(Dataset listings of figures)
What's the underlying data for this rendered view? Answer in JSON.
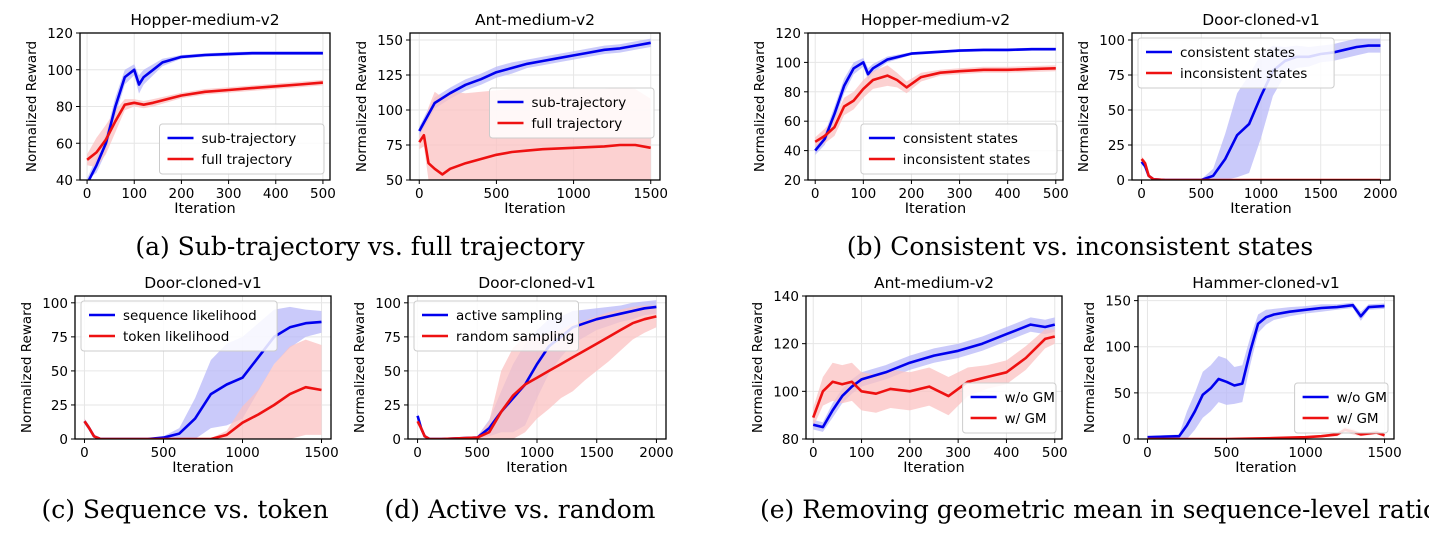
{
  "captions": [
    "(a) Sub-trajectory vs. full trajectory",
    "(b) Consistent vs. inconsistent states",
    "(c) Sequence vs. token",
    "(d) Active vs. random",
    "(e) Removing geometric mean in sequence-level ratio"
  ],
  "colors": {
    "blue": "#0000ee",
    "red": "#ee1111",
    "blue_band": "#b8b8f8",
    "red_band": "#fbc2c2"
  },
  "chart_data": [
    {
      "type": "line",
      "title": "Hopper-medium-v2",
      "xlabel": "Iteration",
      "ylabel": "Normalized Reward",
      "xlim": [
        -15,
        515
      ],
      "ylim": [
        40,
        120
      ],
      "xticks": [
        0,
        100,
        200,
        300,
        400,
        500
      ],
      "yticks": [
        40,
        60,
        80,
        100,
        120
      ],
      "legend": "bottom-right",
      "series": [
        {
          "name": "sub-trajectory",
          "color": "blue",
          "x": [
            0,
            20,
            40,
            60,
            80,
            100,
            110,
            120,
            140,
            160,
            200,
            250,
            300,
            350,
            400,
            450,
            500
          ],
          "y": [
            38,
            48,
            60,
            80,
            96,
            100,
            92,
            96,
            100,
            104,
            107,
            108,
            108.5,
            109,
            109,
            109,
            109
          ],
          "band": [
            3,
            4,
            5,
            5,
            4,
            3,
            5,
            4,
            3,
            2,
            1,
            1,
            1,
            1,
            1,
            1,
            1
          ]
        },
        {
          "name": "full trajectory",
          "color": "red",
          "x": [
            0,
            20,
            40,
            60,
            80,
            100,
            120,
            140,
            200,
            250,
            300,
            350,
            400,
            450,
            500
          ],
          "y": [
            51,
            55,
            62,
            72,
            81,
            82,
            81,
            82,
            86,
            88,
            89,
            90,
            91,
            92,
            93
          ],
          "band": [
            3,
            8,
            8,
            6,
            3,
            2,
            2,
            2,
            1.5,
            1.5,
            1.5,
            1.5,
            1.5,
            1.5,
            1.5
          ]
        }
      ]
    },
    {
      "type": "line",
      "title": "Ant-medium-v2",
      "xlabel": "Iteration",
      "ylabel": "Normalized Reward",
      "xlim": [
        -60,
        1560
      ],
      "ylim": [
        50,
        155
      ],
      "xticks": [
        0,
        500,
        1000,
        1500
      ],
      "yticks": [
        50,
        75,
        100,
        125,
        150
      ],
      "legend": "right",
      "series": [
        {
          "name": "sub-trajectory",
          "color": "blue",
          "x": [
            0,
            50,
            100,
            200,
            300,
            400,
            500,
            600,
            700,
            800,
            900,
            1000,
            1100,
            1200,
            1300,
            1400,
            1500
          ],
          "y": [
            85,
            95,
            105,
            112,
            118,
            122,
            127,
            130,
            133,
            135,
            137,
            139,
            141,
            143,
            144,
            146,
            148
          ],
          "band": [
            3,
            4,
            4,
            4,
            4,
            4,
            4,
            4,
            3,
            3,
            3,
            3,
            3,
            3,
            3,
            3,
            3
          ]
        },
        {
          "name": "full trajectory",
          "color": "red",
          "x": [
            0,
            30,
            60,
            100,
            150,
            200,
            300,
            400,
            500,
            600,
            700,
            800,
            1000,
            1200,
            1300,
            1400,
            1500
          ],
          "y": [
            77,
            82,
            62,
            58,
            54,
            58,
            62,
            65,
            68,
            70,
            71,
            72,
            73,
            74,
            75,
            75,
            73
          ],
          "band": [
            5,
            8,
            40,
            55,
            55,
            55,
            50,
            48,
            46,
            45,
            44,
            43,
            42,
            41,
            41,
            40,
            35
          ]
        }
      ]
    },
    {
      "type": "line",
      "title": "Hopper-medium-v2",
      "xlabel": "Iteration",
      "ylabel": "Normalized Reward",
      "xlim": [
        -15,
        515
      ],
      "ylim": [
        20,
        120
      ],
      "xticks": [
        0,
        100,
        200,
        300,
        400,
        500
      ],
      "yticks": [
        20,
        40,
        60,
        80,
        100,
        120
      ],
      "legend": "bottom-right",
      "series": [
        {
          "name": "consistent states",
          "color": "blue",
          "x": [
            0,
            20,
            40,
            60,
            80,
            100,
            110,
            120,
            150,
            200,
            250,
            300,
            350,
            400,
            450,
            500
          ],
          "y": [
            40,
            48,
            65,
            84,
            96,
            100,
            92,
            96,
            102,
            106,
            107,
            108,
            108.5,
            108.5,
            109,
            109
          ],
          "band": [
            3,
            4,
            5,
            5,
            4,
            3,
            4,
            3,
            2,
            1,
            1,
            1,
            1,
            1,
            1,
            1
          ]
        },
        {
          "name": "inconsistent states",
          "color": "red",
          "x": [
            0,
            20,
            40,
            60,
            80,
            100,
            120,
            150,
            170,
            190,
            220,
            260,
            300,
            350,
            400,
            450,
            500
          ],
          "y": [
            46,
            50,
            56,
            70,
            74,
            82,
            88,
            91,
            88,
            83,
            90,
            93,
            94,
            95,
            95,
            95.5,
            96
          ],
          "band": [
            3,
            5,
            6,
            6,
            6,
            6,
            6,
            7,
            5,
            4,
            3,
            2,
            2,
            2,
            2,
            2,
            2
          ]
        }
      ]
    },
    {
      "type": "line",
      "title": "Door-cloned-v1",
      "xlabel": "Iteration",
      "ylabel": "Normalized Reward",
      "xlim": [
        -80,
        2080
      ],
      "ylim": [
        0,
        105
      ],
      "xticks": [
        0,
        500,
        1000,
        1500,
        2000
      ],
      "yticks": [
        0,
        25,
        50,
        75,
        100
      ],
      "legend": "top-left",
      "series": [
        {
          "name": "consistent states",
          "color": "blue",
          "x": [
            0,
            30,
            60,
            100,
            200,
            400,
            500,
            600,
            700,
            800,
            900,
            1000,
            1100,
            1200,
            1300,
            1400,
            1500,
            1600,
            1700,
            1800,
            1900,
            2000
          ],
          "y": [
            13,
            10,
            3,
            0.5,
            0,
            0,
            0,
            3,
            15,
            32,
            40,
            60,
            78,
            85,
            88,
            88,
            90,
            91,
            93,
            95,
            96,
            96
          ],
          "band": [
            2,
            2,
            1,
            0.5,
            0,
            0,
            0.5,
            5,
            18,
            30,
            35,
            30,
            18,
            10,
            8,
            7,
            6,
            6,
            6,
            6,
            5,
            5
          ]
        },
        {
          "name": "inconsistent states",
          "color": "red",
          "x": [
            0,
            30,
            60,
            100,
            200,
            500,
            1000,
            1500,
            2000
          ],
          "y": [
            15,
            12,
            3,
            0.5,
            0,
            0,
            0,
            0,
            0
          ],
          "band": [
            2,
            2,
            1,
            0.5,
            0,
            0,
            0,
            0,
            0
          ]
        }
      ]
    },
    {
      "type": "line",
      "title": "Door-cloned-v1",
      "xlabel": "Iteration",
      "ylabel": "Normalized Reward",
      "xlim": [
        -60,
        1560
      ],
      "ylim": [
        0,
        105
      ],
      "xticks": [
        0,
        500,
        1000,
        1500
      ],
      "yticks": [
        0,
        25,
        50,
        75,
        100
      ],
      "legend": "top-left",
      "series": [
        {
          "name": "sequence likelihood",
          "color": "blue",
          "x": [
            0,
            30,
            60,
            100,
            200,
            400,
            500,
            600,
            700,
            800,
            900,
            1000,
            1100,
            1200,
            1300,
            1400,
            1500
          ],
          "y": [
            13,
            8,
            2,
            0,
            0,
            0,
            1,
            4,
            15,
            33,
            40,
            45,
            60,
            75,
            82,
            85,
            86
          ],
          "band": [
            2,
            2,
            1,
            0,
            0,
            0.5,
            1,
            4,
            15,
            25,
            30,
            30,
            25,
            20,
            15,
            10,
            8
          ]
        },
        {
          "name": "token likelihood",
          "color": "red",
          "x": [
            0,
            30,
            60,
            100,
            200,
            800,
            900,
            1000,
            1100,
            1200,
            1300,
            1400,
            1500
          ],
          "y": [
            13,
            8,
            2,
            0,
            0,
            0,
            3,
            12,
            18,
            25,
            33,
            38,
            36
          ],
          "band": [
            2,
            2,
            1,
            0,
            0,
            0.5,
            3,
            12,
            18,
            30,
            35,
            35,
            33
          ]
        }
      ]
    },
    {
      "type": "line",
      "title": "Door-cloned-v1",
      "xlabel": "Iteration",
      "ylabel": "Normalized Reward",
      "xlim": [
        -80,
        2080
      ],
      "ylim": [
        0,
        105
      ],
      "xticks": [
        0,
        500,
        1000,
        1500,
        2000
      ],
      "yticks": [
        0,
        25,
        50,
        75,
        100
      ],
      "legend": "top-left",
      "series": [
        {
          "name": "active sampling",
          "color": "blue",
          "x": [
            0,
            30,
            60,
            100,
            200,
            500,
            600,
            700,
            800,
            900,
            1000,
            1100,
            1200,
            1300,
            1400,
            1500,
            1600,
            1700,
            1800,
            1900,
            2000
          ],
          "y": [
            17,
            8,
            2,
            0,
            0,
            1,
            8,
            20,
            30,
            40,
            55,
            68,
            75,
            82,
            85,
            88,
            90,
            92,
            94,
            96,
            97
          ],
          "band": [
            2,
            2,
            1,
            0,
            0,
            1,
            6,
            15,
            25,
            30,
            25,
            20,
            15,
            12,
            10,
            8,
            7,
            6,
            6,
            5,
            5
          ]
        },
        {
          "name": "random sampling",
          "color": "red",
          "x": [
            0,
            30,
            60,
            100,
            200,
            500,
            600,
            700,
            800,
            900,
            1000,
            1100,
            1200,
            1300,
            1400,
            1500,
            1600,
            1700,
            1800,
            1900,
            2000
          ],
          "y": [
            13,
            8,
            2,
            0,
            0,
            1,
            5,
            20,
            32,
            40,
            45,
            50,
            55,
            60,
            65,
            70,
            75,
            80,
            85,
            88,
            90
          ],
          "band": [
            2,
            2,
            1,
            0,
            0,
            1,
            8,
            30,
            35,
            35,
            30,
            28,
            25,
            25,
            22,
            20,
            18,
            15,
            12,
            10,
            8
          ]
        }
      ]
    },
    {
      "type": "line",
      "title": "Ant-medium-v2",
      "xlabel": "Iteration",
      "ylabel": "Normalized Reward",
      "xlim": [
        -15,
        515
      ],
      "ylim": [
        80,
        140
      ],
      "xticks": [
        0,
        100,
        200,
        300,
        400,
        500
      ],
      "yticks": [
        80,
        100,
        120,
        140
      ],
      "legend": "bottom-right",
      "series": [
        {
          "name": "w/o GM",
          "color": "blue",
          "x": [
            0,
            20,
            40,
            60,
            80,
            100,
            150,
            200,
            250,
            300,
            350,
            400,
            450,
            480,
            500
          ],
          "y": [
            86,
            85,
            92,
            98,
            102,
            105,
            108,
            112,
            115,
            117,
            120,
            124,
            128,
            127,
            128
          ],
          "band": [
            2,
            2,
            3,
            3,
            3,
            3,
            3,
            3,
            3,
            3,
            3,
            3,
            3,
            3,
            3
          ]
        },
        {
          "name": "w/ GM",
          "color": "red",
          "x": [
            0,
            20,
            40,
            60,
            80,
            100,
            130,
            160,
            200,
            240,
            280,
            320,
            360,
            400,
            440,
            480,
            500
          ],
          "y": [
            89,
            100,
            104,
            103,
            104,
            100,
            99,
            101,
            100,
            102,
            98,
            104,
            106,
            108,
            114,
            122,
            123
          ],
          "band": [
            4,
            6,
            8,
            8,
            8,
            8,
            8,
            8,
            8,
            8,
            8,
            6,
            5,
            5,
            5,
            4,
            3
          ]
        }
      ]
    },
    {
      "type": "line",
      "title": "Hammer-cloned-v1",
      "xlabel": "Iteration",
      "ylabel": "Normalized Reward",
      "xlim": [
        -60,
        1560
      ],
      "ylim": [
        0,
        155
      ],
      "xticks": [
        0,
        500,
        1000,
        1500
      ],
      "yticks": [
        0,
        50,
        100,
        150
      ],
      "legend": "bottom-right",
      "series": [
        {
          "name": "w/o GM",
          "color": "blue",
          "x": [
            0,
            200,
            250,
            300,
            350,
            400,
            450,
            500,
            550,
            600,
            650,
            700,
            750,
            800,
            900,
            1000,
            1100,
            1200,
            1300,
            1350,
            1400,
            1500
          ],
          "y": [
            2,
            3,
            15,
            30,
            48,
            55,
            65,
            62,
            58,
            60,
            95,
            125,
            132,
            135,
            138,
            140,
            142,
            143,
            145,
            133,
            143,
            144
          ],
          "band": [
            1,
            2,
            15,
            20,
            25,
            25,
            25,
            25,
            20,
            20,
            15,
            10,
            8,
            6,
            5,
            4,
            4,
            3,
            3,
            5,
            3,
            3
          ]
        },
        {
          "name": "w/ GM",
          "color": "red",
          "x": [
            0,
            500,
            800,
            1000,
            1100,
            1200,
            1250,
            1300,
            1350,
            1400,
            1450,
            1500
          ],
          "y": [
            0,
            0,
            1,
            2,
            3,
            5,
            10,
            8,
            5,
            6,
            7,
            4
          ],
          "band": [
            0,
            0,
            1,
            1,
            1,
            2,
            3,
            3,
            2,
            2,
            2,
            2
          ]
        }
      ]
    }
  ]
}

● Work to be completed: Tally the lines in the listing that hold "sampling" and report the number alone.

● Solution to the problem: 2